Record set:

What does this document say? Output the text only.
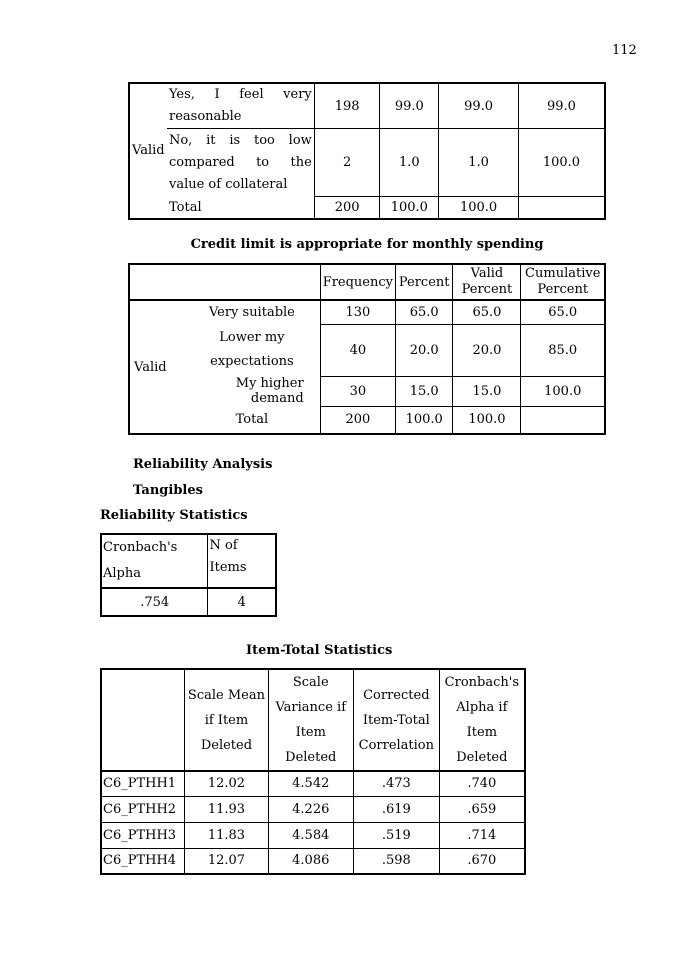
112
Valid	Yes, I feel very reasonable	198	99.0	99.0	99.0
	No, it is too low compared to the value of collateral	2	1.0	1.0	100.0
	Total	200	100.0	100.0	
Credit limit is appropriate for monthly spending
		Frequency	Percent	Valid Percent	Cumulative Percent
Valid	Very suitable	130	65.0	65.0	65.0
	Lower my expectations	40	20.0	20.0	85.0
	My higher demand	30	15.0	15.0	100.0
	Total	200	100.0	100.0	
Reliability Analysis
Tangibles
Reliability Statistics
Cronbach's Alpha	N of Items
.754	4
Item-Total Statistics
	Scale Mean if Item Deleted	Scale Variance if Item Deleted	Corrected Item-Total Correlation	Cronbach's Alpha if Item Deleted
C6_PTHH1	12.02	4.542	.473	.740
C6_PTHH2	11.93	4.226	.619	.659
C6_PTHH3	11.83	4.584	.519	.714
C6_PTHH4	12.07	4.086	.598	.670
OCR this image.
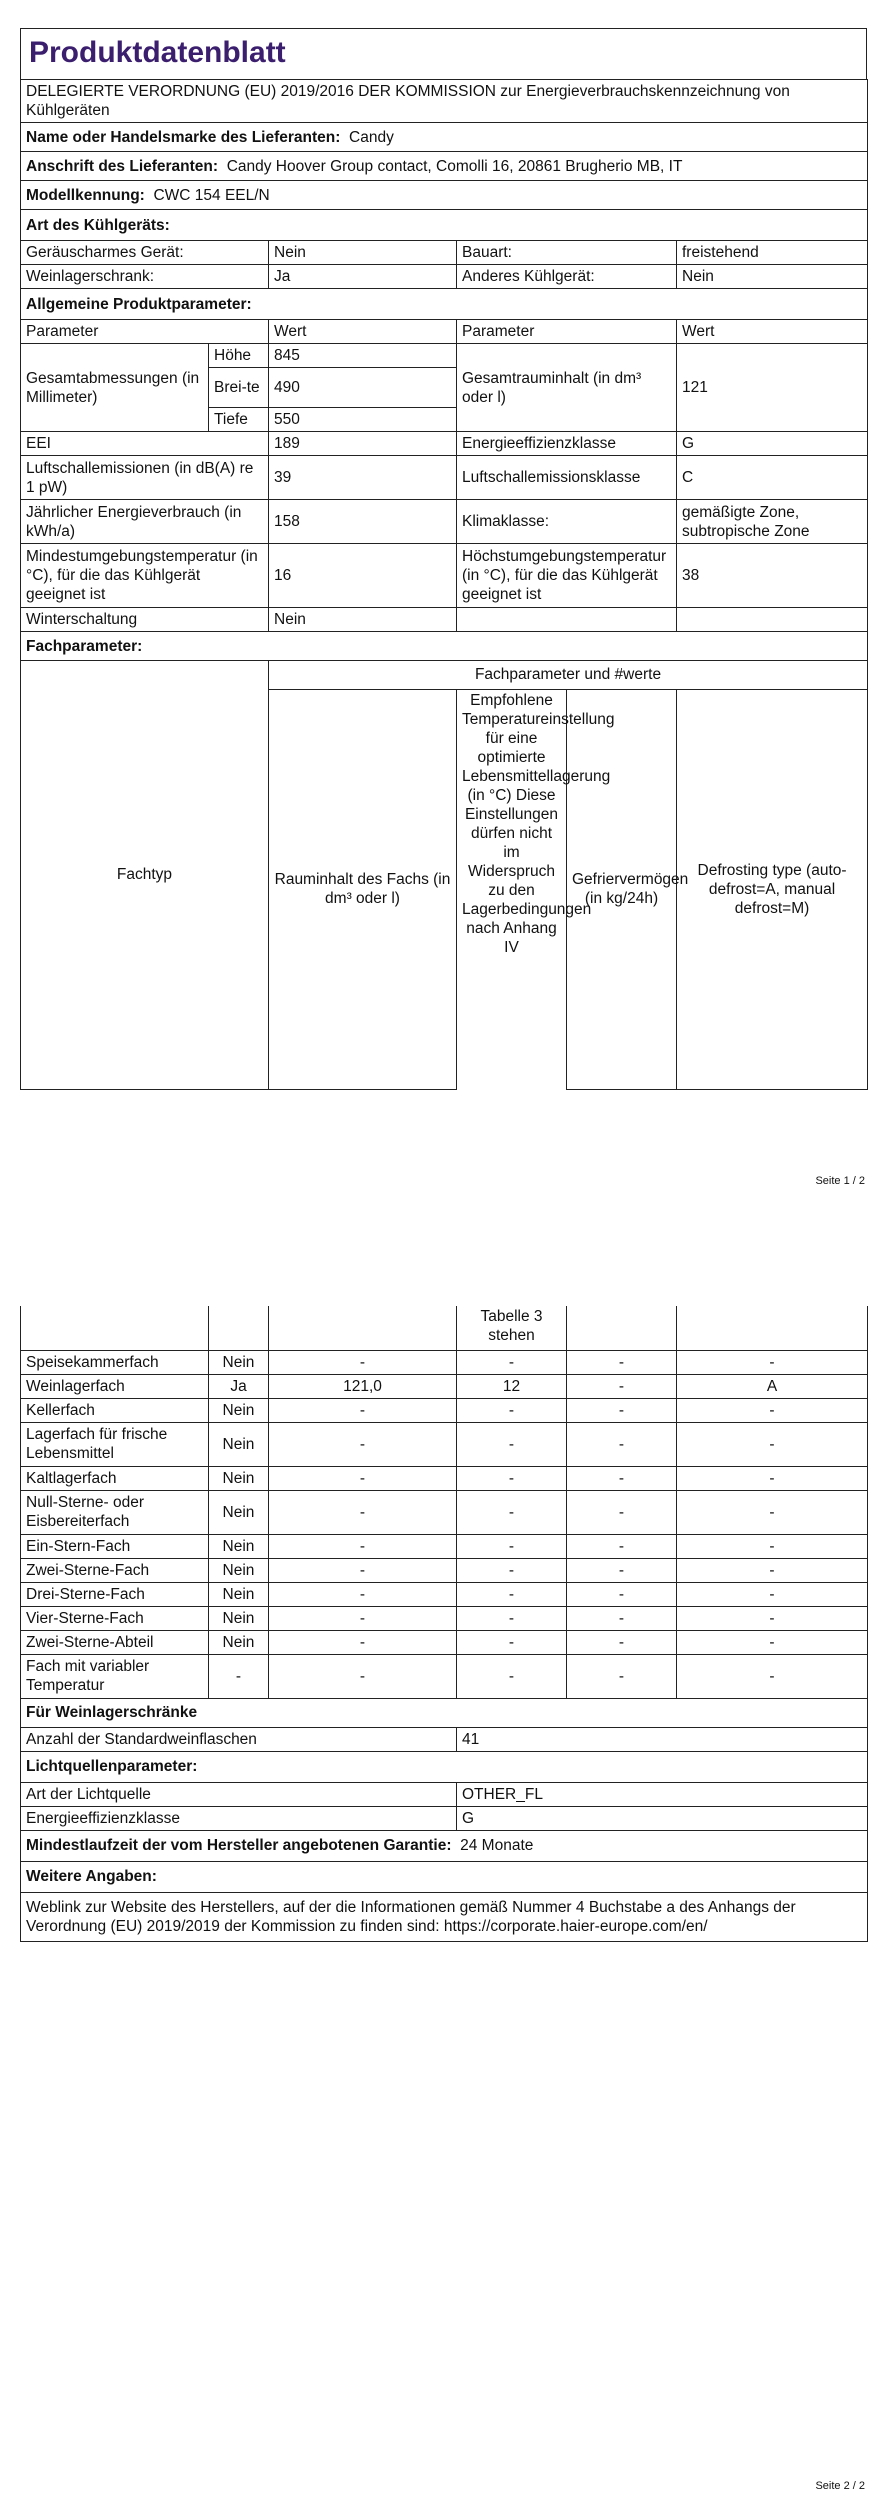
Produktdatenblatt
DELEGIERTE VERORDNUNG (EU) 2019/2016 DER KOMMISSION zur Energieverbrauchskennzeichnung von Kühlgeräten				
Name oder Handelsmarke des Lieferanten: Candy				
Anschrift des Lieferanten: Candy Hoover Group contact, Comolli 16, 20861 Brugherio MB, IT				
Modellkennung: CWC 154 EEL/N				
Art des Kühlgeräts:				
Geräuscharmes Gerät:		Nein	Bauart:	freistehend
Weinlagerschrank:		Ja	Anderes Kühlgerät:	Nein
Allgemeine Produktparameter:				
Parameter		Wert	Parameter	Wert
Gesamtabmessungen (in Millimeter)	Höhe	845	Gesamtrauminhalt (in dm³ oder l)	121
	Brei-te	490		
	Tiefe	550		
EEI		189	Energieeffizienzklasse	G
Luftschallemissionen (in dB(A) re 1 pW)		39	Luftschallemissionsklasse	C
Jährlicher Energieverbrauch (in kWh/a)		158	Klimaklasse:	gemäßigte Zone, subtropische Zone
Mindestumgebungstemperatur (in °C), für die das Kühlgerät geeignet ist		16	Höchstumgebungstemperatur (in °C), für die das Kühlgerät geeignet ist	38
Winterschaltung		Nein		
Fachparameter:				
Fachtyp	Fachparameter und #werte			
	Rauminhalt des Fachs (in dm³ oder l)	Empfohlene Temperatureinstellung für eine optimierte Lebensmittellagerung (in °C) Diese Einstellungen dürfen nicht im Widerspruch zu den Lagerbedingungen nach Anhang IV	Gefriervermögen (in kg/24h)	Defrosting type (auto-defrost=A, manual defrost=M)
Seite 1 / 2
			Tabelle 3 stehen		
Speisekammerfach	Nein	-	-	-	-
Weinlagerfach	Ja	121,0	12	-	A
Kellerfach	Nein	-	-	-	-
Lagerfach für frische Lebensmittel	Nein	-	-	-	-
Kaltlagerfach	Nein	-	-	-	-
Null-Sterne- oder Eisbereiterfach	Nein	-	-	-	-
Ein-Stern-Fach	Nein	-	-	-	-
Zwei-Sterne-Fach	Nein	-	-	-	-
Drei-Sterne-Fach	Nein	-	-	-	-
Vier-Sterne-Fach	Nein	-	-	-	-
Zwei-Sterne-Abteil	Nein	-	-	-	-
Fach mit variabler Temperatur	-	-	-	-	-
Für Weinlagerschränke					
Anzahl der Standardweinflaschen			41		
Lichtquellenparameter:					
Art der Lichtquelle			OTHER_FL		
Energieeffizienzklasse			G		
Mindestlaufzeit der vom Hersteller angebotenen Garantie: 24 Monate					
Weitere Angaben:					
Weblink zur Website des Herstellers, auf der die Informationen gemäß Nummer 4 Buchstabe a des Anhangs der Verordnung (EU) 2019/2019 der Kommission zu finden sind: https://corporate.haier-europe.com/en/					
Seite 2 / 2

Task prompt:
Output every entry word for word, but omit the pictures.

Exercise result:
What does this document say? Output the text only.
112
Valid	Yes, I feel very reasonable	198	99.0	99.0	99.0
	No, it is too low compared to the value of collateral	2	1.0	1.0	100.0
	Total	200	100.0	100.0	
Credit limit is appropriate for monthly spending
		Frequency	Percent	Valid Percent	Cumulative Percent
Valid	Very suitable	130	65.0	65.0	65.0
	Lower my expectations	40	20.0	20.0	85.0
	My higher demand	30	15.0	15.0	100.0
	Total	200	100.0	100.0	
Reliability Analysis
Tangibles
Reliability Statistics
Cronbach's Alpha	N of Items
.754	4
Item-Total Statistics
	Scale Mean if Item Deleted	Scale Variance if Item Deleted	Corrected Item-Total Correlation	Cronbach's Alpha if Item Deleted
C6_PTHH1	12.02	4.542	.473	.740
C6_PTHH2	11.93	4.226	.619	.659
C6_PTHH3	11.83	4.584	.519	.714
C6_PTHH4	12.07	4.086	.598	.670
OCR this image.
Produktdatenblatt
DELEGIERTE VERORDNUNG (EU) 2019/2016 DER KOMMISSION zur Energieverbrauchskennzeichnung von Kühlgeräten				
Name oder Handelsmarke des Lieferanten: Candy				
Anschrift des Lieferanten: Candy Hoover Group contact, Comolli 16, 20861 Brugherio MB, IT				
Modellkennung: CWC 154 EEL/N				
Art des Kühlgeräts:				
Geräuscharmes Gerät:		Nein	Bauart:	freistehend
Weinlagerschrank:		Ja	Anderes Kühlgerät:	Nein
Allgemeine Produktparameter:				
Parameter		Wert	Parameter	Wert
Gesamtabmessungen (in Millimeter)	Höhe	845	Gesamtrauminhalt (in dm³ oder l)	121
	Brei-te	490		
	Tiefe	550		
EEI		189	Energieeffizienzklasse	G
Luftschallemissionen (in dB(A) re 1 pW)		39	Luftschallemissionsklasse	C
Jährlicher Energieverbrauch (in kWh/a)		158	Klimaklasse:	gemäßigte Zone, subtropische Zone
Mindestumgebungstemperatur (in °C), für die das Kühlgerät geeignet ist		16	Höchstumgebungstemperatur (in °C), für die das Kühlgerät geeignet ist	38
Winterschaltung		Nein		
Fachparameter:				
Fachtyp	Fachparameter und #werte			
	Rauminhalt des Fachs (in dm³ oder l)	Empfohlene Temperatureinstellung für eine optimierte Lebensmittellagerung (in °C) Diese Einstellungen dürfen nicht im Widerspruch zu den Lagerbedingungen nach Anhang IV	Gefriervermögen (in kg/24h)	Defrosting type (auto-defrost=A, manual defrost=M)
Seite 1 / 2
			Tabelle 3 stehen		
Speisekammerfach	Nein	-	-	-	-
Weinlagerfach	Ja	121,0	12	-	A
Kellerfach	Nein	-	-	-	-
Lagerfach für frische Lebensmittel	Nein	-	-	-	-
Kaltlagerfach	Nein	-	-	-	-
Null-Sterne- oder Eisbereiterfach	Nein	-	-	-	-
Ein-Stern-Fach	Nein	-	-	-	-
Zwei-Sterne-Fach	Nein	-	-	-	-
Drei-Sterne-Fach	Nein	-	-	-	-
Vier-Sterne-Fach	Nein	-	-	-	-
Zwei-Sterne-Abteil	Nein	-	-	-	-
Fach mit variabler Temperatur	-	-	-	-	-
Für Weinlagerschränke					
Anzahl der Standardweinflaschen			41		
Lichtquellenparameter:					
Art der Lichtquelle			OTHER_FL		
Energieeffizienzklasse			G		
Mindestlaufzeit der vom Hersteller angebotenen Garantie: 24 Monate					
Weitere Angaben:					
Weblink zur Website des Herstellers, auf der die Informationen gemäß Nummer 4 Buchstabe a des Anhangs der Verordnung (EU) 2019/2019 der Kommission zu finden sind: https://corporate.haier-europe.com/en/					
Seite 2 / 2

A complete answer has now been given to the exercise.